- **Data listing**:
** BEGIN **
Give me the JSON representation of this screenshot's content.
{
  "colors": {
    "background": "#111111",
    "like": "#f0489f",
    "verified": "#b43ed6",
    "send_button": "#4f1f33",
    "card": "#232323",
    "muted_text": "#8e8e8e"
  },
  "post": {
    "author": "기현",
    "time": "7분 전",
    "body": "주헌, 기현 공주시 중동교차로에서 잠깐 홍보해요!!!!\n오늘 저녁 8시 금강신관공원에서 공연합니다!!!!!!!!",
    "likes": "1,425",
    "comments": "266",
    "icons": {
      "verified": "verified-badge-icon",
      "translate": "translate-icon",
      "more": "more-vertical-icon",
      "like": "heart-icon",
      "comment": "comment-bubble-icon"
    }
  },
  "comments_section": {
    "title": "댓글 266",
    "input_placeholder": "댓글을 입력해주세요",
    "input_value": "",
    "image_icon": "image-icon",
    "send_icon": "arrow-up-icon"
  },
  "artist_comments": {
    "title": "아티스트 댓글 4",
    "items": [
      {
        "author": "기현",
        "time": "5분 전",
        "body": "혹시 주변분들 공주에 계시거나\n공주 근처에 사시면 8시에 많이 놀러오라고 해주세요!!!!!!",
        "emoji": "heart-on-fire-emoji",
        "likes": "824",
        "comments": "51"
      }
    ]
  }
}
** END **
- **Problem**: Copy out the whole listing exactly as written.

- **Reply to the task**:
Give me the JSON representation of this screenshot's content.
{
  "colors": {
    "background": "#111111",
    "like": "#f0489f",
    "verified": "#b43ed6",
    "send_button": "#4f1f33",
    "card": "#232323",
    "muted_text": "#8e8e8e"
  },
  "post": {
    "author": "기현",
    "time": "7분 전",
    "body": "주헌, 기현 공주시 중동교차로에서 잠깐 홍보해요!!!!\n오늘 저녁 8시 금강신관공원에서 공연합니다!!!!!!!!",
    "likes": "1,425",
    "comments": "266",
    "icons": {
      "verified": "verified-badge-icon",
      "translate": "translate-icon",
      "more": "more-vertical-icon",
      "like": "heart-icon",
      "comment": "comment-bubble-icon"
    }
  },
  "comments_section": {
    "title": "댓글 266",
    "input_placeholder": "댓글을 입력해주세요",
    "input_value": "",
    "image_icon": "image-icon",
    "send_icon": "arrow-up-icon"
  },
  "artist_comments": {
    "title": "아티스트 댓글 4",
    "items": [
      {
        "author": "기현",
        "time": "5분 전",
        "body": "혹시 주변분들 공주에 계시거나\n공주 근처에 사시면 8시에 많이 놀러오라고 해주세요!!!!!!",
        "emoji": "heart-on-fire-emoji",
        "likes": "824",
        "comments": "51"
      }
    ]
  }
}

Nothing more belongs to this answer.